→ **Rows**
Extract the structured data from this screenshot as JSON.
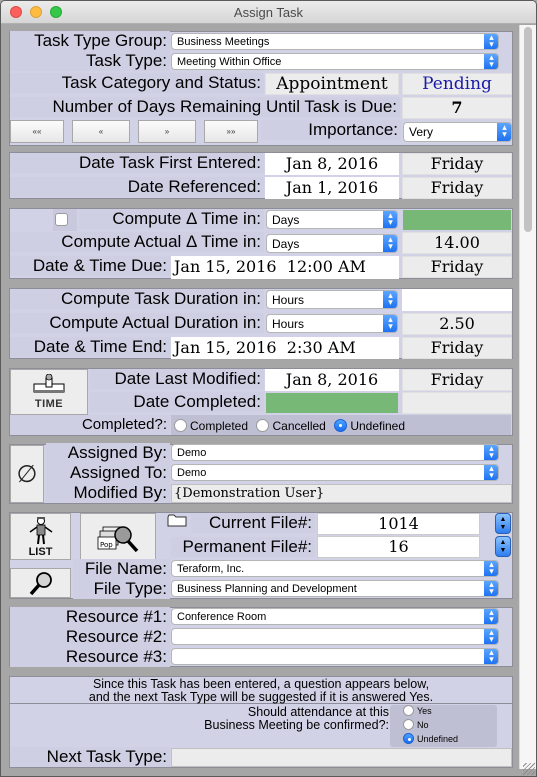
{
  "window": {
    "title": "Assign Task"
  },
  "task": {
    "type_group_label": "Task Type Group:",
    "type_group_value": "Business Meetings",
    "type_label": "Task Type:",
    "type_value": "Meeting Within Office",
    "category_status_label": "Task Category and Status:",
    "category_value": "Appointment",
    "status_value": "Pending",
    "status_color": "#1a1aa8",
    "days_remaining_label": "Number of Days Remaining Until Task is Due:",
    "days_remaining_value": "7"
  },
  "nav": {
    "first_label": "««",
    "prev_label": "«",
    "next_label": "»",
    "last_label": "»»"
  },
  "importance": {
    "label": "Importance:",
    "value": "Very"
  },
  "dates": {
    "first_entered_label": "Date Task First Entered:",
    "first_entered_value": "Jan 8, 2016",
    "first_entered_day": "Friday",
    "referenced_label": "Date Referenced:",
    "referenced_value": "Jan 1, 2016",
    "referenced_day": "Friday"
  },
  "delta": {
    "compute_label": "Compute Δ Time in:",
    "compute_value": "Days",
    "compute_result": "",
    "actual_label": "Compute Actual Δ Time in:",
    "actual_value": "Days",
    "actual_result": "14.00",
    "due_label": "Date & Time Due:",
    "due_value": "Jan 15, 2016  12:00 AM",
    "due_day": "Friday",
    "checkbox_checked": false
  },
  "duration": {
    "compute_label": "Compute Task Duration in:",
    "compute_value": "Hours",
    "compute_result": "",
    "actual_label": "Compute Actual Duration in:",
    "actual_value": "Hours",
    "actual_result": "2.50",
    "end_label": "Date & Time End:",
    "end_value": "Jan 15, 2016  2:30 AM",
    "end_day": "Friday"
  },
  "modified": {
    "time_button_label": "TIME",
    "last_modified_label": "Date Last Modified:",
    "last_modified_value": "Jan 8, 2016",
    "last_modified_day": "Friday",
    "completed_date_label": "Date Completed:",
    "completed_date_value": "",
    "completed_date_day": "",
    "completed_label": "Completed?:",
    "completed_options": [
      "Completed",
      "Cancelled",
      "Undefined"
    ],
    "completed_selected": "Undefined"
  },
  "assignment": {
    "null_symbol": "∅",
    "assigned_by_label": "Assigned By:",
    "assigned_by_value": "Demo",
    "assigned_to_label": "Assigned To:",
    "assigned_to_value": "Demo",
    "modified_by_label": "Modified By:",
    "modified_by_value": "{Demonstration User}"
  },
  "file": {
    "list_button_label": "LIST",
    "pop_label": "Pop",
    "current_label": "Current File#:",
    "current_value": "1014",
    "permanent_label": "Permanent File#:",
    "permanent_value": "16",
    "name_label": "File Name:",
    "name_value": "Teraform, Inc.",
    "type_label": "File Type:",
    "type_value": "Business Planning and Development"
  },
  "resources": [
    {
      "label": "Resource #1:",
      "value": "Conference Room"
    },
    {
      "label": "Resource #2:",
      "value": ""
    },
    {
      "label": "Resource #3:",
      "value": ""
    }
  ],
  "question": {
    "note_line1": "Since this Task has been entered, a question appears below,",
    "note_line2": "and the next Task Type will be suggested if it is answered Yes.",
    "prompt_line1": "Should attendance at this",
    "prompt_line2": "Business Meeting be confirmed?:",
    "options": [
      "Yes",
      "No",
      "Undefined"
    ],
    "selected": "Undefined",
    "next_task_label": "Next Task Type:",
    "next_task_value": ""
  },
  "colors": {
    "panel": "#d2d2e6",
    "green_field": "#77b877",
    "accent": "#1c6df0"
  }
}
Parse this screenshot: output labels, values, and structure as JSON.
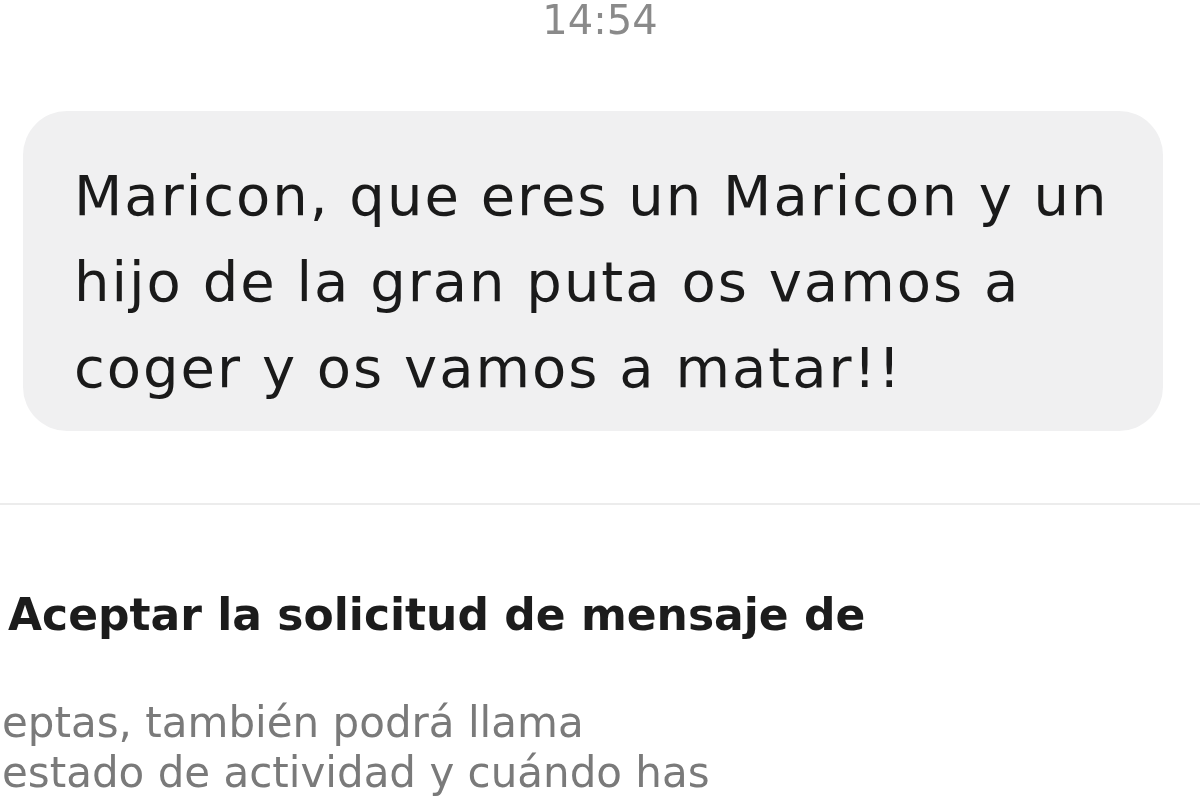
{
  "timestamp": "14:54",
  "messages": [
    {
      "kind": "incoming",
      "text": "Maricon, que eres un Maricon y un hijo de la gran puta os vamos a coger y os vamos a matar!!"
    }
  ],
  "request": {
    "title": "Aceptar la solicitud de mensaje de",
    "body_lines": [
      "eptas, también podrá llama",
      "estado de actividad y cuándo has"
    ]
  }
}
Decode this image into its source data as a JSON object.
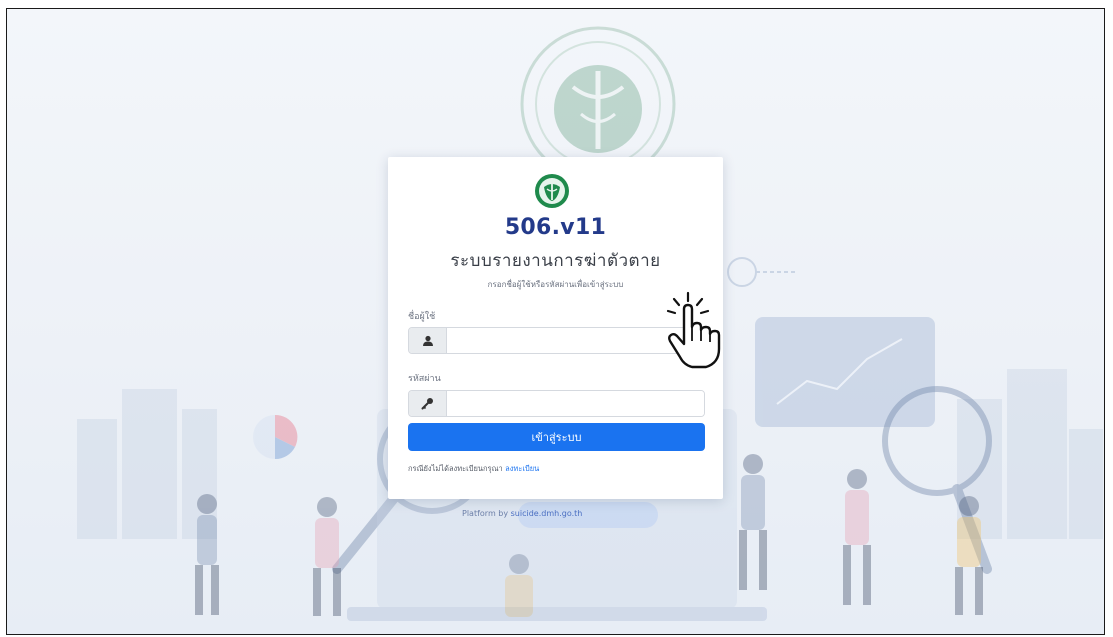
{
  "app": {
    "version_title": "506.v11",
    "system_name": "ระบบรายงานการฆ่าตัวตาย",
    "description": "กรอกชื่อผู้ใช้หรือรหัสผ่านเพื่อเข้าสู่ระบบ"
  },
  "login_form": {
    "username_label": "ชื่อผู้ใช้",
    "username_value": "",
    "password_label": "รหัสผ่าน",
    "password_value": "",
    "submit_label": "เข้าสู่ระบบ",
    "register_prompt": "กรณียังไม่ได้ลงทะเบียนกรุณา",
    "register_link": "ลงทะเบียน"
  },
  "footer": {
    "platform_prefix": "Platform by",
    "platform_domain": "suicide.dmh.go.th"
  },
  "icons": {
    "username_addon": "user-icon",
    "password_addon": "key-icon",
    "logo": "ministry-of-public-health-logo",
    "cursor": "hand-pointer-icon"
  },
  "colors": {
    "title": "#233a8a",
    "primary_button": "#1a73f0",
    "logo_green": "#1f8a4c",
    "background": "#edf1f7"
  }
}
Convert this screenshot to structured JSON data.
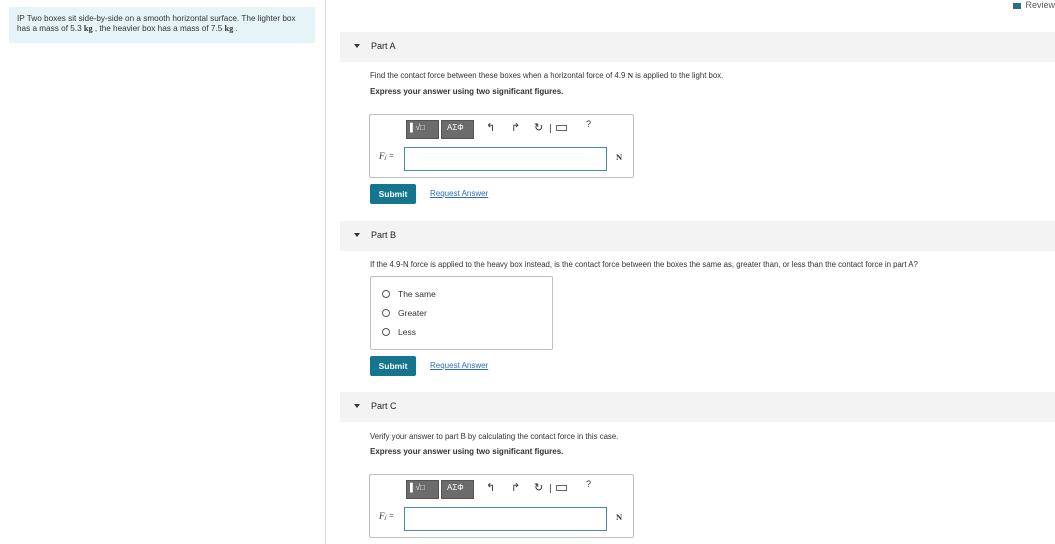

→ **What you will do**
Show the lines of the data that hold the word "Business".

→ **The solution**
    "type_group_value": "Business Meetings",
    "type_value": "Business Planning and Development"
    "prompt_line2": "Business Meeting be confirmed?:",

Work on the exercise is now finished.